→ Problem to solve:
Return the whole listing, keeping every character the same.

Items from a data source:
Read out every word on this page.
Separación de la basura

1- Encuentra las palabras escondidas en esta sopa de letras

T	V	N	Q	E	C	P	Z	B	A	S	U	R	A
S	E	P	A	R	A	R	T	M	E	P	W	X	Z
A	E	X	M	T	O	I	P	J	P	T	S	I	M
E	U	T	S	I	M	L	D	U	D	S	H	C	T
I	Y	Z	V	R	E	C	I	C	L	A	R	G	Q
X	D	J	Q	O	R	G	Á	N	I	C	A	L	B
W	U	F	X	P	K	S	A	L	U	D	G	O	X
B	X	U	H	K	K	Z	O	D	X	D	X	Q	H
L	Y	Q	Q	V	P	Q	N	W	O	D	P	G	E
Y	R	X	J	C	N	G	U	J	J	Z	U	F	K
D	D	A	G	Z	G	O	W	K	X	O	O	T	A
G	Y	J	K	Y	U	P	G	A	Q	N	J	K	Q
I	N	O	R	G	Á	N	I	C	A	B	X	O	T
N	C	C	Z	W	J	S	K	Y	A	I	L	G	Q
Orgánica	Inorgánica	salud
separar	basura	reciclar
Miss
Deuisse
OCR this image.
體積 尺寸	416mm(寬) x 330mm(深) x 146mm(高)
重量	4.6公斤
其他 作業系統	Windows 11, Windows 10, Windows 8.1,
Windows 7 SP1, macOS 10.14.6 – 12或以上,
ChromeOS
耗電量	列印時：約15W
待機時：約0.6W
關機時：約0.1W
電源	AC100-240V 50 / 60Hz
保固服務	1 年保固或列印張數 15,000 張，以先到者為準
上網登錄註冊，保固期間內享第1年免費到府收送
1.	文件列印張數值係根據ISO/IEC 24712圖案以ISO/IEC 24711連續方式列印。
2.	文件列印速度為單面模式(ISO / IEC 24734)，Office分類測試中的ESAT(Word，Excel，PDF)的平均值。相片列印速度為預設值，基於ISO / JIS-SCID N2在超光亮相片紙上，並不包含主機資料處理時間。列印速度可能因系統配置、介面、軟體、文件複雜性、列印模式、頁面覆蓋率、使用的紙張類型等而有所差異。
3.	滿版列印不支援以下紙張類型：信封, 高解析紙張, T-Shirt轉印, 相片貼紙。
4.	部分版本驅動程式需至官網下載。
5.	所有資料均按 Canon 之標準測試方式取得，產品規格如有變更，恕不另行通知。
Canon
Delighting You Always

→ The completed task:
Read out every word on this page.
Separación de la basura

1- Encuentra las palabras escondidas en esta sopa de letras

T	V	N	Q	E	C	P	Z	B	A	S	U	R	A
S	E	P	A	R	A	R	T	M	E	P	W	X	Z
A	E	X	M	T	O	I	P	J	P	T	S	I	M
E	U	T	S	I	M	L	D	U	D	S	H	C	T
I	Y	Z	V	R	E	C	I	C	L	A	R	G	Q
X	D	J	Q	O	R	G	Á	N	I	C	A	L	B
W	U	F	X	P	K	S	A	L	U	D	G	O	X
B	X	U	H	K	K	Z	O	D	X	D	X	Q	H
L	Y	Q	Q	V	P	Q	N	W	O	D	P	G	E
Y	R	X	J	C	N	G	U	J	J	Z	U	F	K
D	D	A	G	Z	G	O	W	K	X	O	O	T	A
G	Y	J	K	Y	U	P	G	A	Q	N	J	K	Q
I	N	O	R	G	Á	N	I	C	A	B	X	O	T
N	C	C	Z	W	J	S	K	Y	A	I	L	G	Q
Orgánica	Inorgánica	salud
separar	basura	reciclar
Miss
Deuisse
OCR this image.
體積 尺寸	416mm(寬) x 330mm(深) x 146mm(高)
重量	4.6公斤
其他 作業系統	Windows 11, Windows 10, Windows 8.1,
Windows 7 SP1, macOS 10.14.6 – 12或以上,
ChromeOS
耗電量	列印時：約15W
待機時：約0.6W
關機時：約0.1W
電源	AC100-240V 50 / 60Hz
保固服務	1 年保固或列印張數 15,000 張，以先到者為準
上網登錄註冊，保固期間內享第1年免費到府收送
1.	文件列印張數值係根據ISO/IEC 24712圖案以ISO/IEC 24711連續方式列印。
2.	文件列印速度為單面模式(ISO / IEC 24734)，Office分類測試中的ESAT(Word，Excel，PDF)的平均值。相片列印速度為預設值，基於ISO / JIS-SCID N2在超光亮相片紙上，並不包含主機資料處理時間。列印速度可能因系統配置、介面、軟體、文件複雜性、列印模式、頁面覆蓋率、使用的紙張類型等而有所差異。
3.	滿版列印不支援以下紙張類型：信封, 高解析紙張, T-Shirt轉印, 相片貼紙。
4.	部分版本驅動程式需至官網下載。
5.	所有資料均按 Canon 之標準測試方式取得，產品規格如有變更，恕不另行通知。
Canon
Delighting You Always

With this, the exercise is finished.